— DIRECTIONS FOR THIS TASK —
Please copy the rows word for word, beginning with the first row and stopping after the row that contains "legend-swatch (1189, 119, 1236, 149)".

Boxed element entries:
§ §

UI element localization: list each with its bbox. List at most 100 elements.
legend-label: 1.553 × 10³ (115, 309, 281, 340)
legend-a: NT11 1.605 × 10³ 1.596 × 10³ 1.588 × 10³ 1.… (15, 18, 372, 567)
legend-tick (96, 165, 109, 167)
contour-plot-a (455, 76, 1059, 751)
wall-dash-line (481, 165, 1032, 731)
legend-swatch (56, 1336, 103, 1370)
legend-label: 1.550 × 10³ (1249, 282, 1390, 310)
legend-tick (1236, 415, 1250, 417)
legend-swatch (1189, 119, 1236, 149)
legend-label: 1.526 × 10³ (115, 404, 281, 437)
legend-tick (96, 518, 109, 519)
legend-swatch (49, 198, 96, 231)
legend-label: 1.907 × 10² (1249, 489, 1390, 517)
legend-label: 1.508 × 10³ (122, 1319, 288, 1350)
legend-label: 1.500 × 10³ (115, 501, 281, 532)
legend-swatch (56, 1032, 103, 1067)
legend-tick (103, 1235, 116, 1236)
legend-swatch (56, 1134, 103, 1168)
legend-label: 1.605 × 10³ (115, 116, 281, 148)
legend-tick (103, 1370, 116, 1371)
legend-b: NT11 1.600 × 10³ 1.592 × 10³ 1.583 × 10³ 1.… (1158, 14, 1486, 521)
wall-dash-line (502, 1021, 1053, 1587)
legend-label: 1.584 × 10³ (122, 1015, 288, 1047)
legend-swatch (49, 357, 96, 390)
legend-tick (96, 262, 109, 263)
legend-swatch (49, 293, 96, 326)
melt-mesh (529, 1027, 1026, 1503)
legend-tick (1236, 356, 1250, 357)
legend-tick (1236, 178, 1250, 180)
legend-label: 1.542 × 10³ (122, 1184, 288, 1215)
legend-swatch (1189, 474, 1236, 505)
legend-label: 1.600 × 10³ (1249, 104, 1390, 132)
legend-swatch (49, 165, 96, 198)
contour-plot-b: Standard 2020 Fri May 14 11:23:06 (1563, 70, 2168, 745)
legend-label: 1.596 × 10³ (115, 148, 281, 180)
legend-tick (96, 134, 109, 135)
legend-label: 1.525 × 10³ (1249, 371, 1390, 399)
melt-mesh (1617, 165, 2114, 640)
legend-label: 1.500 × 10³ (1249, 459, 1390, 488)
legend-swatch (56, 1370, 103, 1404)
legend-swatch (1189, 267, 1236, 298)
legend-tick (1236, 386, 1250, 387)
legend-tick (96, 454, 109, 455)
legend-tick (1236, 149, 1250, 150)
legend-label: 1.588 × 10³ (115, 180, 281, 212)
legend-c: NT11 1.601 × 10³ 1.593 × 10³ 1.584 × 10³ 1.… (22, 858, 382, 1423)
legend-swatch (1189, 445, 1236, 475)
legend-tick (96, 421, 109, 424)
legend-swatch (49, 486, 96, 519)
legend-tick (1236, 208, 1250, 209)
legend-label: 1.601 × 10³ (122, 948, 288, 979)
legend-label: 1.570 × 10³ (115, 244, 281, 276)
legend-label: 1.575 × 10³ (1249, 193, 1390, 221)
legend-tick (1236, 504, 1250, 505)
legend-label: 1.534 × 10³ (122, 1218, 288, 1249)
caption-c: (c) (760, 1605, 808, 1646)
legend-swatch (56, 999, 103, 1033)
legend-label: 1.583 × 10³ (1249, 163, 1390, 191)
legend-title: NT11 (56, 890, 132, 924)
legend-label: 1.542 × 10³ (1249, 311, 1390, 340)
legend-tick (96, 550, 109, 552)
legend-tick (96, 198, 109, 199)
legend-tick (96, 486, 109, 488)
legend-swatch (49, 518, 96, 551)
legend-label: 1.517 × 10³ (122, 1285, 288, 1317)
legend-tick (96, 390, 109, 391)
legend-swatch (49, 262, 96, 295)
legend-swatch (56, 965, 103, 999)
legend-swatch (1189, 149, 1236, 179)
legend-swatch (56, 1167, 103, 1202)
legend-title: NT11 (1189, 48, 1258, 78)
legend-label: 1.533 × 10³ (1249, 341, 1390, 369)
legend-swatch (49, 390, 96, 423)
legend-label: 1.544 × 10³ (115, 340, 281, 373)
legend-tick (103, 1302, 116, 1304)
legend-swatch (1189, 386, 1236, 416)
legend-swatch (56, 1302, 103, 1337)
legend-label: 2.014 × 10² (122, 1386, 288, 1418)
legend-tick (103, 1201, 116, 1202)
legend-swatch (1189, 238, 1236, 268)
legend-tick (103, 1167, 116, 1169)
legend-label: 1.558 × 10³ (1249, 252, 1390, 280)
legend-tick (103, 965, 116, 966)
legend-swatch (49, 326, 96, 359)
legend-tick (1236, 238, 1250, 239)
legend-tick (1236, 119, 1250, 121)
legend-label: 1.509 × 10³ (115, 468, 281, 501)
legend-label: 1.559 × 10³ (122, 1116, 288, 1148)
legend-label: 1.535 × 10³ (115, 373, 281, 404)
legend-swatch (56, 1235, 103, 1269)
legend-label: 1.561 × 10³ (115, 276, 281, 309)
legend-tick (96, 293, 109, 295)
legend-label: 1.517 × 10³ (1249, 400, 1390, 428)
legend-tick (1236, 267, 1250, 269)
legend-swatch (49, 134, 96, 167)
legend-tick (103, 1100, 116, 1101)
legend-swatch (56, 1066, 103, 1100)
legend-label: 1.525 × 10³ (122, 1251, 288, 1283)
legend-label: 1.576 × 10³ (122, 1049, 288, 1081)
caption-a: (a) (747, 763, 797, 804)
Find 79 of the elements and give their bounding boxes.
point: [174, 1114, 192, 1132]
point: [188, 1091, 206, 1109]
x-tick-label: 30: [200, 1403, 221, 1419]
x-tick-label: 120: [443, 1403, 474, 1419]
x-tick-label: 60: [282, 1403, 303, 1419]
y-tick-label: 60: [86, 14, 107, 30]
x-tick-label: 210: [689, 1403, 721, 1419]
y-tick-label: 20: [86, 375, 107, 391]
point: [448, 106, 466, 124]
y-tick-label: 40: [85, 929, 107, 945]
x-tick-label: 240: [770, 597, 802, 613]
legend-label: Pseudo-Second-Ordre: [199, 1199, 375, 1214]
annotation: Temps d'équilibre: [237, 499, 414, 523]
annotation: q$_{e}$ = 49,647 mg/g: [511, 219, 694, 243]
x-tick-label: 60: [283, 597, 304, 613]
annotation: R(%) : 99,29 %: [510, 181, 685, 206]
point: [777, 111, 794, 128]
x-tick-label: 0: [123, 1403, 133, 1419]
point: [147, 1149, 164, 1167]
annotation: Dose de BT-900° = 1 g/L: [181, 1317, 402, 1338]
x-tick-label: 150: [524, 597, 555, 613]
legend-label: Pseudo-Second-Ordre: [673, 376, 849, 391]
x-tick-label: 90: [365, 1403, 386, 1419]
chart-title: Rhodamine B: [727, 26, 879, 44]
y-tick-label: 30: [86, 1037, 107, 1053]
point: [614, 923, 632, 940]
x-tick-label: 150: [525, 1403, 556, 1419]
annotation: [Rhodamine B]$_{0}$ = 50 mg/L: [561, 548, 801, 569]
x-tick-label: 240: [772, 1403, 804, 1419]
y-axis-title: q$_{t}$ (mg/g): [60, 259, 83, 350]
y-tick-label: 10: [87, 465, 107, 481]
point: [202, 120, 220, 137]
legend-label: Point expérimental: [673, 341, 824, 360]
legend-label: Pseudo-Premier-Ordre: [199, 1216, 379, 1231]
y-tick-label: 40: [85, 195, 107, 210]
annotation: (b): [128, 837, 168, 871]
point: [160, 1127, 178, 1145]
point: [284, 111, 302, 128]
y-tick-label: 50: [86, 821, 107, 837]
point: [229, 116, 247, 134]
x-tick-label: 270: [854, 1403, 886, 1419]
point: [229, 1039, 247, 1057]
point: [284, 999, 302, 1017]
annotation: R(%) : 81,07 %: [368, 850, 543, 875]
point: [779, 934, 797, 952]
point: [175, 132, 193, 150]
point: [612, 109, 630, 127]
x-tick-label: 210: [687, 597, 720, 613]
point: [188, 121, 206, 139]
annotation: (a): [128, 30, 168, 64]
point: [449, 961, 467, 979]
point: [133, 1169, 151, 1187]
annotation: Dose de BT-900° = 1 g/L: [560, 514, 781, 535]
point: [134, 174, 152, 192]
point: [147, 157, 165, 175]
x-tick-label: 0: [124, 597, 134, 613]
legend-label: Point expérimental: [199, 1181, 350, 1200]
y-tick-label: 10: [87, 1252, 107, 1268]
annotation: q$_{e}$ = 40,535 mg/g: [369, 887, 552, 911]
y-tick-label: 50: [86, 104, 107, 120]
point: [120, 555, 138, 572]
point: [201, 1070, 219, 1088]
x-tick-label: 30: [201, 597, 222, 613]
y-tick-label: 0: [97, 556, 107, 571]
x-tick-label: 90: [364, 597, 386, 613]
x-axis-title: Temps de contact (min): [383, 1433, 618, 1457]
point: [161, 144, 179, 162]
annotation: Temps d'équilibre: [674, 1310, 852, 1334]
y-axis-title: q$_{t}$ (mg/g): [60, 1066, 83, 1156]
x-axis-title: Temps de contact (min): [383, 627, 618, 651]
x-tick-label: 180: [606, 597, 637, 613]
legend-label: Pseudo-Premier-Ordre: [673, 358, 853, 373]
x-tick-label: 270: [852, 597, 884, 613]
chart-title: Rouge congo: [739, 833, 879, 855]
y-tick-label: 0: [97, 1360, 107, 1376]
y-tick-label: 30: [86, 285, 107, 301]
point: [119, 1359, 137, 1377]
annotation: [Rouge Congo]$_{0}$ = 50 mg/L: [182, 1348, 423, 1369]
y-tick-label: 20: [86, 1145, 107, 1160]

§ §

— RESPONSE BELOW —
UI element localization: list each with its bbox. List at most 100 elements.
legend-label: 1.553 × 10³ (115, 309, 281, 340)
legend-a: NT11 1.605 × 10³ 1.596 × 10³ 1.588 × 10³ 1.… (15, 18, 372, 567)
legend-tick (96, 165, 109, 167)
contour-plot-a (455, 76, 1059, 751)
wall-dash-line (481, 165, 1032, 731)
legend-swatch (56, 1336, 103, 1370)
legend-label: 1.550 × 10³ (1249, 282, 1390, 310)
legend-tick (1236, 415, 1250, 417)
legend-swatch (1189, 119, 1236, 149)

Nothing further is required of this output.